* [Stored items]

==*==

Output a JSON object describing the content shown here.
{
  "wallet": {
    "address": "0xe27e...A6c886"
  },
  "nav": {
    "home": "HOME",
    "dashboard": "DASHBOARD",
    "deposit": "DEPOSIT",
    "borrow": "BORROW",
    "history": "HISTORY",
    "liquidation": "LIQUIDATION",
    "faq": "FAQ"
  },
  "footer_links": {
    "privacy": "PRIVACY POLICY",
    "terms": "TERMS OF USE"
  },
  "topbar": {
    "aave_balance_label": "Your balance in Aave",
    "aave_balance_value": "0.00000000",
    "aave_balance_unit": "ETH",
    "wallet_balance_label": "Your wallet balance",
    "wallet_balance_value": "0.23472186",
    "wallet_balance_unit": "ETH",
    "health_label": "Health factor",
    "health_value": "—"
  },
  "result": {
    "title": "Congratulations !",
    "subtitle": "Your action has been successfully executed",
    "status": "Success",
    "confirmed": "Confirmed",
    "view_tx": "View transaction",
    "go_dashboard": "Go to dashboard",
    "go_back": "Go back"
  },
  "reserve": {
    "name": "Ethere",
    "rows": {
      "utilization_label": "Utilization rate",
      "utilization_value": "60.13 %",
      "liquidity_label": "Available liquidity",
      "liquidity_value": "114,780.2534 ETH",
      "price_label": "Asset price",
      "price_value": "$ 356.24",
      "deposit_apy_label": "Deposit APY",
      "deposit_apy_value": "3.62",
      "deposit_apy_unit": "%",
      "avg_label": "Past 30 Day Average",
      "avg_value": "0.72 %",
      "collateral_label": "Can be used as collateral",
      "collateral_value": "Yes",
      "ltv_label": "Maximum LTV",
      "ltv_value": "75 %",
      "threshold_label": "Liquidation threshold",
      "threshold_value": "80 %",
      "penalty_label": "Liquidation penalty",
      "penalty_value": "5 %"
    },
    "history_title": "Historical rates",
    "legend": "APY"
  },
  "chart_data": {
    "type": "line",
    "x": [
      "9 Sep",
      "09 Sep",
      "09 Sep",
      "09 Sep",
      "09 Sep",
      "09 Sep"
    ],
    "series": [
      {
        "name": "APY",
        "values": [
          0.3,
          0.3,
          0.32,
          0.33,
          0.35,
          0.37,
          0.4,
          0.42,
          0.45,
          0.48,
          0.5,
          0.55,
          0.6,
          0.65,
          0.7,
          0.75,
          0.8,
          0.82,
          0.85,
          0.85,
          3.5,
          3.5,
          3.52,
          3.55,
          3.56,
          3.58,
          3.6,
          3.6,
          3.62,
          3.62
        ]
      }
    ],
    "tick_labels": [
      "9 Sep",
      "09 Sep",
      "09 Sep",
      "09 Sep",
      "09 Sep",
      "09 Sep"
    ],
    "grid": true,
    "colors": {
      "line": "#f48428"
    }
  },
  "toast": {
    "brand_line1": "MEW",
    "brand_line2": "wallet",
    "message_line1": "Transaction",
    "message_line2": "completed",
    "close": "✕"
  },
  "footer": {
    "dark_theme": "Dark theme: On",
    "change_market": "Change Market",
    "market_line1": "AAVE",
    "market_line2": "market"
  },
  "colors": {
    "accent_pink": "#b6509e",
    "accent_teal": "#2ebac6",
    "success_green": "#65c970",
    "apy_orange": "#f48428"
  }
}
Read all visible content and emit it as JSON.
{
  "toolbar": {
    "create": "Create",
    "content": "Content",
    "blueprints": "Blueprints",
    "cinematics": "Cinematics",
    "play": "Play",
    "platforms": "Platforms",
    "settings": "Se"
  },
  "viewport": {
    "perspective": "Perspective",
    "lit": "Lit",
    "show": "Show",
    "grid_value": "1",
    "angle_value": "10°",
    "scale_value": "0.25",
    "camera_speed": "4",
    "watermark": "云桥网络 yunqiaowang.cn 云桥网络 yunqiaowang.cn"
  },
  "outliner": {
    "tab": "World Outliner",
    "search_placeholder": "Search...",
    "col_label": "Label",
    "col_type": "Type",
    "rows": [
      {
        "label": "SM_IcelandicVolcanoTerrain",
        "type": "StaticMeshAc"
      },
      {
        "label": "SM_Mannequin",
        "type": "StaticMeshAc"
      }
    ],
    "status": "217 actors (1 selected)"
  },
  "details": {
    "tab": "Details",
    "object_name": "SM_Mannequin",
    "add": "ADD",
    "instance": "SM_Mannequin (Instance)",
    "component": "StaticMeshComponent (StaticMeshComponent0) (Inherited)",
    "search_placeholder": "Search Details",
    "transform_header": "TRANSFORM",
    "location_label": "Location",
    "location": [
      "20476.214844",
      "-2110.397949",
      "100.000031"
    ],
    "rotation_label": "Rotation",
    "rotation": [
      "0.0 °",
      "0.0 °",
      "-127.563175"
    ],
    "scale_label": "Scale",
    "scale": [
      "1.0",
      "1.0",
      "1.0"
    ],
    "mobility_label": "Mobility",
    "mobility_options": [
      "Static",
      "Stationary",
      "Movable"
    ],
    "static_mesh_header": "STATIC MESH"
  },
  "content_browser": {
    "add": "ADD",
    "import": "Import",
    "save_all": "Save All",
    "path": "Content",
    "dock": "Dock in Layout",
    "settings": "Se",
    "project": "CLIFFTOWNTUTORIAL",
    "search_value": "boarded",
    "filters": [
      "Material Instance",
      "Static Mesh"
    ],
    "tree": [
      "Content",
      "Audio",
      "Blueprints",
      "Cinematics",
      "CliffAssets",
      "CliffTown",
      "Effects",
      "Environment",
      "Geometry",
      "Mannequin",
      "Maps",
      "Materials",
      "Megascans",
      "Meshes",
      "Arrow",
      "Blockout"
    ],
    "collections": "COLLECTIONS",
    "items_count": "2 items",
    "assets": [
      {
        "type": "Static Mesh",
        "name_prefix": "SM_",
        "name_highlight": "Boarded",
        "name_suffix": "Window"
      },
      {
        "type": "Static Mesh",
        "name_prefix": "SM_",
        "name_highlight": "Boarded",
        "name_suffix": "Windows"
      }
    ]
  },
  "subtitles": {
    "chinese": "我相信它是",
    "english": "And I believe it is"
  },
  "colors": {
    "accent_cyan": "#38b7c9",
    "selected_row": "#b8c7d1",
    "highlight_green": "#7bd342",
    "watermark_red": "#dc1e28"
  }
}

==*==

* [WHAT TO PRODUCE] Using the listing above, say how many of its lines contain the string "dashboard", giving nothing but the figure.

* [EXPECTED ANSWER] 2